Below are some records. Pull every line that contains the word "ylabel".
** start of MATERIAL FOR THIS EXERCISE **
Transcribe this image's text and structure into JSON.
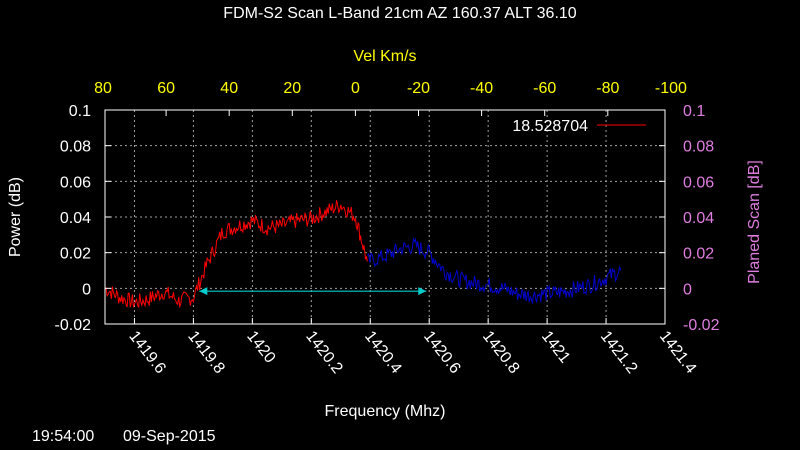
{
  "chart_data": {
    "type": "line",
    "title": "FDM-S2 Scan L-Band 21cm AZ 160.37  ALT 36.10",
    "xlabel": "Frequency (Mhz)",
    "ylabel": "Power (dB)",
    "y2label": "Planed Scan [dB]",
    "x2label": "Vel Km/s",
    "xlim": [
      1419.5,
      1421.4
    ],
    "ylim": [
      -0.02,
      0.1
    ],
    "x_ticks": [
      "1419.6",
      "1419.8",
      "1420",
      "1420.2",
      "1420.4",
      "1420.6",
      "1420.8",
      "1421",
      "1421.2",
      "1421.4"
    ],
    "y_ticks": [
      "-0.02",
      "0",
      "0.02",
      "0.04",
      "0.06",
      "0.08",
      "0.1"
    ],
    "y2_ticks": [
      "-0.02",
      "0",
      "0.02",
      "0.04",
      "0.06",
      "0.08",
      "0.1"
    ],
    "vel_ticks": [
      "80",
      "60",
      "40",
      "20",
      "0",
      "-20",
      "-40",
      "-60",
      "-80",
      "-100"
    ],
    "grid": true,
    "legend_position": "top-right",
    "series": [
      {
        "name": "18.528704",
        "color": "#ff0000",
        "x": [
          1419.5,
          1419.55,
          1419.6,
          1419.65,
          1419.7,
          1419.75,
          1419.8,
          1419.85,
          1419.9,
          1419.95,
          1420.0,
          1420.05,
          1420.1,
          1420.15,
          1420.2,
          1420.25,
          1420.3,
          1420.35,
          1420.39
        ],
        "values": [
          0.0,
          -0.005,
          -0.008,
          -0.006,
          -0.002,
          -0.007,
          -0.005,
          0.015,
          0.032,
          0.035,
          0.038,
          0.034,
          0.035,
          0.038,
          0.039,
          0.043,
          0.047,
          0.04,
          0.015
        ]
      },
      {
        "color": "#0000cc",
        "x": [
          1420.39,
          1420.45,
          1420.5,
          1420.55,
          1420.6,
          1420.65,
          1420.7,
          1420.75,
          1420.8,
          1420.85,
          1420.9,
          1420.95,
          1421.0,
          1421.05,
          1421.1,
          1421.15,
          1421.2,
          1421.25
        ],
        "values": [
          0.015,
          0.018,
          0.022,
          0.024,
          0.02,
          0.01,
          0.005,
          0.003,
          0.002,
          0.0,
          -0.003,
          -0.004,
          -0.003,
          -0.002,
          0.0,
          0.002,
          0.006,
          0.01
        ]
      }
    ],
    "annotations": [
      {
        "type": "double-arrow",
        "color": "#00cccc",
        "x_start": 1419.82,
        "x_end": 1420.59,
        "y": -0.01
      }
    ]
  },
  "footer": {
    "time": "19:54:00",
    "date": "09-Sep-2015"
  }
}
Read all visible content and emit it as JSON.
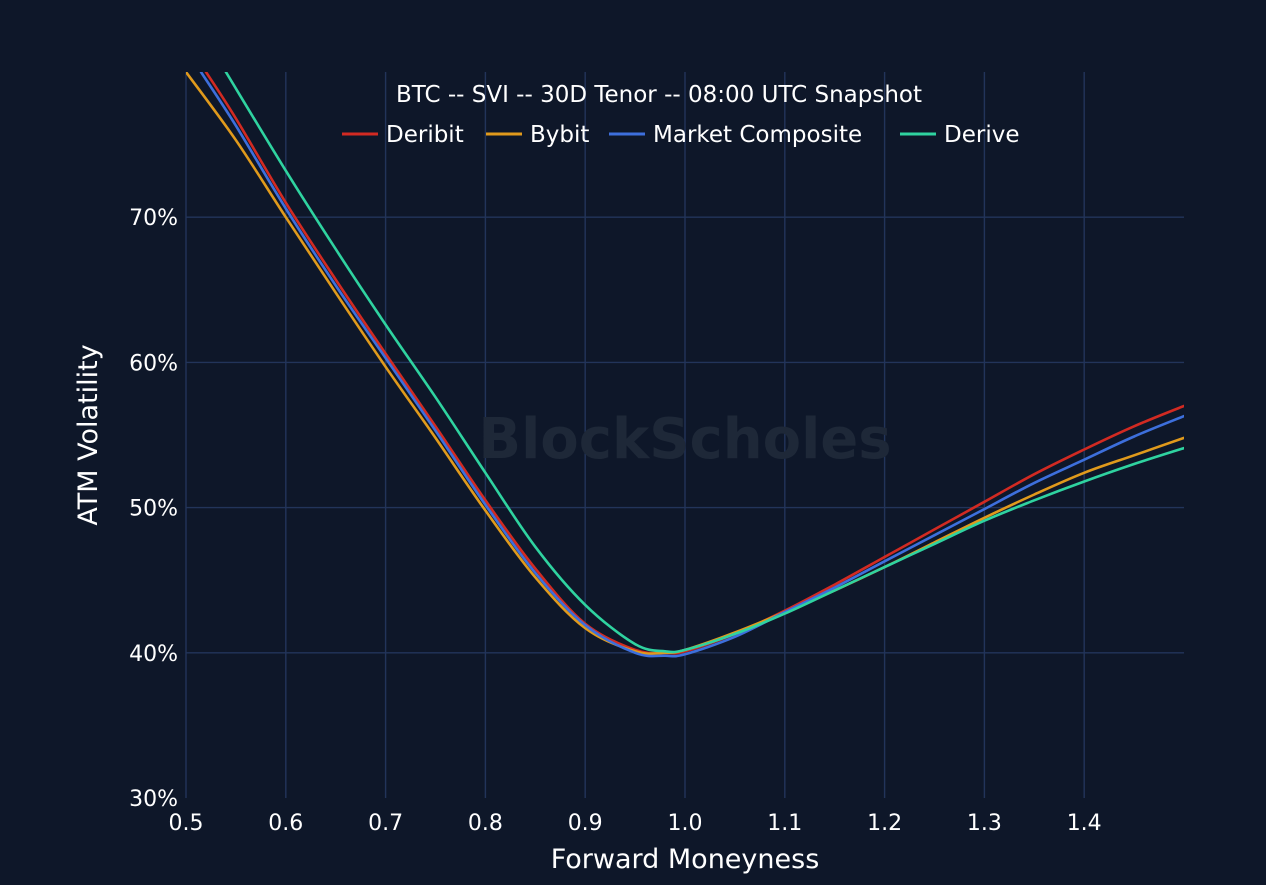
{
  "watermark": "BlockScholes",
  "chart_data": {
    "type": "line",
    "title": "BTC -- SVI -- 30D Tenor -- 08:00 UTC Snapshot",
    "xlabel": "Forward Moneyness",
    "ylabel": "ATM Volatility",
    "xlim": [
      0.5,
      1.5
    ],
    "ylim": [
      30,
      80
    ],
    "x_ticks": [
      0.5,
      0.6,
      0.7,
      0.8,
      0.9,
      1.0,
      1.1,
      1.2,
      1.3,
      1.4
    ],
    "x_tick_labels": [
      "0.5",
      "0.6",
      "0.7",
      "0.8",
      "0.9",
      "1.0",
      "1.1",
      "1.2",
      "1.3",
      "1.4"
    ],
    "y_ticks": [
      30,
      40,
      50,
      60,
      70
    ],
    "y_tick_labels": [
      "30%",
      "40%",
      "50%",
      "60%",
      "70%"
    ],
    "grid": true,
    "legend_position": "top-center",
    "series": [
      {
        "name": "Deribit",
        "color": "#d22a22",
        "x": [
          0.52,
          0.55,
          0.6,
          0.65,
          0.7,
          0.75,
          0.8,
          0.85,
          0.9,
          0.95,
          0.98,
          1.0,
          1.05,
          1.1,
          1.15,
          1.2,
          1.25,
          1.3,
          1.35,
          1.4,
          1.45,
          1.5
        ],
        "y": [
          80.0,
          76.8,
          71.0,
          65.7,
          60.6,
          55.6,
          50.5,
          45.8,
          42.0,
          40.2,
          40.0,
          40.1,
          41.3,
          42.9,
          44.7,
          46.6,
          48.5,
          50.4,
          52.3,
          54.0,
          55.6,
          57.0
        ]
      },
      {
        "name": "Bybit",
        "color": "#e09a1c",
        "x": [
          0.5,
          0.55,
          0.6,
          0.65,
          0.7,
          0.75,
          0.8,
          0.85,
          0.9,
          0.95,
          0.98,
          1.0,
          1.05,
          1.1,
          1.15,
          1.2,
          1.25,
          1.3,
          1.35,
          1.4,
          1.45,
          1.5
        ],
        "y": [
          80.0,
          75.3,
          70.0,
          64.8,
          59.7,
          54.8,
          49.8,
          45.2,
          41.7,
          40.1,
          40.0,
          40.2,
          41.4,
          42.8,
          44.3,
          45.9,
          47.6,
          49.3,
          50.9,
          52.4,
          53.6,
          54.8
        ]
      },
      {
        "name": "Market Composite",
        "color": "#3d6fdc",
        "x": [
          0.515,
          0.55,
          0.6,
          0.65,
          0.7,
          0.75,
          0.8,
          0.85,
          0.9,
          0.95,
          0.98,
          1.0,
          1.05,
          1.1,
          1.15,
          1.2,
          1.25,
          1.3,
          1.35,
          1.4,
          1.45,
          1.5
        ],
        "y": [
          80.0,
          76.3,
          70.6,
          65.3,
          60.3,
          55.3,
          50.2,
          45.5,
          41.9,
          40.0,
          39.8,
          39.9,
          41.1,
          42.8,
          44.5,
          46.3,
          48.1,
          49.9,
          51.7,
          53.3,
          54.9,
          56.3
        ]
      },
      {
        "name": "Derive",
        "color": "#2fd3a0",
        "x": [
          0.54,
          0.6,
          0.65,
          0.7,
          0.75,
          0.8,
          0.85,
          0.9,
          0.95,
          0.98,
          1.0,
          1.05,
          1.1,
          1.15,
          1.2,
          1.25,
          1.3,
          1.35,
          1.4,
          1.45,
          1.5
        ],
        "y": [
          80.0,
          73.2,
          67.8,
          62.6,
          57.6,
          52.4,
          47.3,
          43.3,
          40.6,
          40.1,
          40.2,
          41.3,
          42.7,
          44.3,
          45.9,
          47.5,
          49.1,
          50.5,
          51.8,
          53.0,
          54.1
        ]
      }
    ]
  }
}
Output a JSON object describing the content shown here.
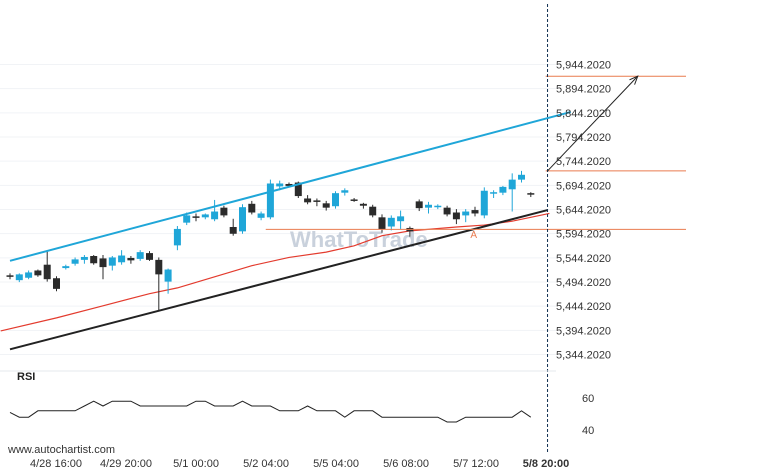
** end of MATERIAL FOR THIS EXERCISE **
THE SOLUTION:
    "ylabel": "Power (dB)",
    "ylabel": "ATM Volatility",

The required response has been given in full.